=== MATERIAL ===
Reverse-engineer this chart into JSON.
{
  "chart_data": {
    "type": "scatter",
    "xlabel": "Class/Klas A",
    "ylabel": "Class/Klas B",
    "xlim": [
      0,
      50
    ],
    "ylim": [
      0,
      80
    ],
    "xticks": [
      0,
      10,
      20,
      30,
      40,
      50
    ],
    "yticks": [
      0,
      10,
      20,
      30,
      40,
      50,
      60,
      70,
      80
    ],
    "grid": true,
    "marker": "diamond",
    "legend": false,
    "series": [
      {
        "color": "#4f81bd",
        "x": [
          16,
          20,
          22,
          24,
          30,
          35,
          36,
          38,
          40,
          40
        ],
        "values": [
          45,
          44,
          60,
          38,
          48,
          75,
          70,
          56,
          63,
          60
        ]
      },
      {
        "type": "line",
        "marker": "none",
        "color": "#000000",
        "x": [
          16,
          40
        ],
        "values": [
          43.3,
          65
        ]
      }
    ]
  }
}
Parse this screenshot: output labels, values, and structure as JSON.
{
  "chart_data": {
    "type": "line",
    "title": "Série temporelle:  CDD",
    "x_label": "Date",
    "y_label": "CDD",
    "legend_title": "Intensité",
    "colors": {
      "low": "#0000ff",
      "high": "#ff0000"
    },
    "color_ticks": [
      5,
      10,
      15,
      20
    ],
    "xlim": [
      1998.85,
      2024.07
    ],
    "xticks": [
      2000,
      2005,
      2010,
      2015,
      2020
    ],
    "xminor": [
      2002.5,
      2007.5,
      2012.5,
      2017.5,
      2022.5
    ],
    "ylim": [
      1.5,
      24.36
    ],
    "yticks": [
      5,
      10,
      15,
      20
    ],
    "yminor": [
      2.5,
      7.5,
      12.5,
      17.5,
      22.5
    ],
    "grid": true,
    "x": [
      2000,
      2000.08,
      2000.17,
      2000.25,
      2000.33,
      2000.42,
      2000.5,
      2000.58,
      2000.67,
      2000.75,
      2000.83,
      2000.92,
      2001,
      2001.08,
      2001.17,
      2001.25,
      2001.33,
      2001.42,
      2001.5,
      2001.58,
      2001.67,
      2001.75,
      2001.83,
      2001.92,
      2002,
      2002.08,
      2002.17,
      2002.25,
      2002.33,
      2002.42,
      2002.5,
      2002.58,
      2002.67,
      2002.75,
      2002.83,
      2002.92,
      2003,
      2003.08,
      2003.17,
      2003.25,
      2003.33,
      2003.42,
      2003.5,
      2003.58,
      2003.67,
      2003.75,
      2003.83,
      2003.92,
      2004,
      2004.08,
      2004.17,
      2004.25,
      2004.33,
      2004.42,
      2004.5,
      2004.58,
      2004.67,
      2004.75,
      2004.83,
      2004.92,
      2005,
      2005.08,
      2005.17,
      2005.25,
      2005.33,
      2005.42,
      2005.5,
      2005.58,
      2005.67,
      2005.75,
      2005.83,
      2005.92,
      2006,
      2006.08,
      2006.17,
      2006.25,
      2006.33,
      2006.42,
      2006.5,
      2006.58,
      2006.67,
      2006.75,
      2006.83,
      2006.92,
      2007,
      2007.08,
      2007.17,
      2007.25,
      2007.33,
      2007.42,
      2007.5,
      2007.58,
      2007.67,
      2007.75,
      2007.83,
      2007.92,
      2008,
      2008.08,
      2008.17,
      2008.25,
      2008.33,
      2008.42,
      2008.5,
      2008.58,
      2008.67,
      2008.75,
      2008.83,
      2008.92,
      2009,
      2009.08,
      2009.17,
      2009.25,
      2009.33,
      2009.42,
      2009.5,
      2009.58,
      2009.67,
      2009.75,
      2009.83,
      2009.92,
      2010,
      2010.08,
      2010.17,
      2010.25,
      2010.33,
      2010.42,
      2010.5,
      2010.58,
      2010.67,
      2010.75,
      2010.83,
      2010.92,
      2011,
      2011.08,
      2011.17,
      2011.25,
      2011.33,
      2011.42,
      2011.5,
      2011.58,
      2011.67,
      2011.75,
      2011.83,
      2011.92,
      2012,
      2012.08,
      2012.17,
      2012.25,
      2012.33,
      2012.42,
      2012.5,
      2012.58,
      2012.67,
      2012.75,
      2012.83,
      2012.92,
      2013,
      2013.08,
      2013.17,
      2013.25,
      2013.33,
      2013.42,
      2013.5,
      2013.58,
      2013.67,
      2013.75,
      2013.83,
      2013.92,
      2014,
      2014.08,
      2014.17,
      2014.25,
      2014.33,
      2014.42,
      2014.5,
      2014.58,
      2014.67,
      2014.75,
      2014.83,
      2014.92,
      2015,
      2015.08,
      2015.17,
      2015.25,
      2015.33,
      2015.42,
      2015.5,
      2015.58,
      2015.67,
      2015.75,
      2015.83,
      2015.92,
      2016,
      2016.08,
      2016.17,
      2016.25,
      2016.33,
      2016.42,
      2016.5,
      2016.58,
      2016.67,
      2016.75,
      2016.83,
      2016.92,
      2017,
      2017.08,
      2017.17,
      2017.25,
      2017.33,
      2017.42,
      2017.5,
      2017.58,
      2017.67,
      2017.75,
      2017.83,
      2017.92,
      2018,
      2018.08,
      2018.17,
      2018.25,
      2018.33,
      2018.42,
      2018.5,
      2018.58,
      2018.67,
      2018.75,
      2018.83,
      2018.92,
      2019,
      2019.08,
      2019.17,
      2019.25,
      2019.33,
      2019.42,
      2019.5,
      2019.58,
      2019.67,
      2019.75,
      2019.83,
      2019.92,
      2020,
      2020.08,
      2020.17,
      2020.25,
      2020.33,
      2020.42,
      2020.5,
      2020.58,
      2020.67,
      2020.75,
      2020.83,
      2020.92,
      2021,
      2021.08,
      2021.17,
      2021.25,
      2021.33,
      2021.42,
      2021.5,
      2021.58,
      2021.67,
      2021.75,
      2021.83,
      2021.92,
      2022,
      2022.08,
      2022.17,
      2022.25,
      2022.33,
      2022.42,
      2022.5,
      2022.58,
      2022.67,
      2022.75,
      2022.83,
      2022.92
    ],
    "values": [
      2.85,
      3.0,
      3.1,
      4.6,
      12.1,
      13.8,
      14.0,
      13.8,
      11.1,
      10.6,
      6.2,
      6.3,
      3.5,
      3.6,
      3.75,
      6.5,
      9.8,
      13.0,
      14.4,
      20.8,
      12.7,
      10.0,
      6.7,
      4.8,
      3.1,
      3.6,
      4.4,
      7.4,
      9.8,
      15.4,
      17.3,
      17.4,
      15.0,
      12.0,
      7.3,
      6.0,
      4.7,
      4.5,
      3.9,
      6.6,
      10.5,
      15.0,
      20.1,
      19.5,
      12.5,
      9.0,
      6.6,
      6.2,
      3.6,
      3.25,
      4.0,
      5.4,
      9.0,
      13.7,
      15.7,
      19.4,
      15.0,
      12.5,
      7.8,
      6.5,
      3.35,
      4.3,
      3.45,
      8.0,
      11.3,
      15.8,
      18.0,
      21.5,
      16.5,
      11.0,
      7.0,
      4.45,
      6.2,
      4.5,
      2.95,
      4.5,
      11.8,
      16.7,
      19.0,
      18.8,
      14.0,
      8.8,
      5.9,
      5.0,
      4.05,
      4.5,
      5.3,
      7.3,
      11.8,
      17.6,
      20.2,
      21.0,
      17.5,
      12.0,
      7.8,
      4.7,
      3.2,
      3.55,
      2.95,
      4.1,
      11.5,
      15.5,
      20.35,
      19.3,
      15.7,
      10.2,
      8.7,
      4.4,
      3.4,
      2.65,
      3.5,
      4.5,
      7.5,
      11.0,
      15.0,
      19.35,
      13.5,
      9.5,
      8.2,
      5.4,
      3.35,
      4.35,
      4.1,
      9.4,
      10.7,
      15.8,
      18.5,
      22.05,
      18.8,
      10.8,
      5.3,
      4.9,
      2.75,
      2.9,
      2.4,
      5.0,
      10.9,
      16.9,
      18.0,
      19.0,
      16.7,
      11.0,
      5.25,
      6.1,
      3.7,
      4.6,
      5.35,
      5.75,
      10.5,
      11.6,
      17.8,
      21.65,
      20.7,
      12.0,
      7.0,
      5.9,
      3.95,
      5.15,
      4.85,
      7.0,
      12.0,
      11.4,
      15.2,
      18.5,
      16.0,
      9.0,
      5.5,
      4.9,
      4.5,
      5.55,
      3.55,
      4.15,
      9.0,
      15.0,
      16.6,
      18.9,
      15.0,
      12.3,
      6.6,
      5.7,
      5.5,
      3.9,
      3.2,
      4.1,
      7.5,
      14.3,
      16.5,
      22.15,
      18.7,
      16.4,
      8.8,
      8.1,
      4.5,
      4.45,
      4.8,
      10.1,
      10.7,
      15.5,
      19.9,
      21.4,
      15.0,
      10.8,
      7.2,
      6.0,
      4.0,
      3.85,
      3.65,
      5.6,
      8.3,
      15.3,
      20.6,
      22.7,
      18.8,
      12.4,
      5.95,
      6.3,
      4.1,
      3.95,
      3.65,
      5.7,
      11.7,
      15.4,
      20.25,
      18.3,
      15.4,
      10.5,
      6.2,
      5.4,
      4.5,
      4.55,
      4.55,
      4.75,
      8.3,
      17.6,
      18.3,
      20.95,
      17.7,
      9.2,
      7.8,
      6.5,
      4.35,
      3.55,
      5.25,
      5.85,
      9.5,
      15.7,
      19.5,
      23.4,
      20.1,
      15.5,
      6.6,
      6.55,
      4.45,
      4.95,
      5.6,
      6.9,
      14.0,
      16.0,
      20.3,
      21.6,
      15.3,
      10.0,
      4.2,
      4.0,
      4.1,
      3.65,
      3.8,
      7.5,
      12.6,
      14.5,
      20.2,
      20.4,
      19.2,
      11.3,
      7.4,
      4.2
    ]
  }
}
===
§ WRITTEN EXERCISE: Pull out all lines containing the word "Class" from the entries above.

§ RESULT OF THE TASK:
    "xlabel": "Class/Klas A",
    "ylabel": "Class/Klas B",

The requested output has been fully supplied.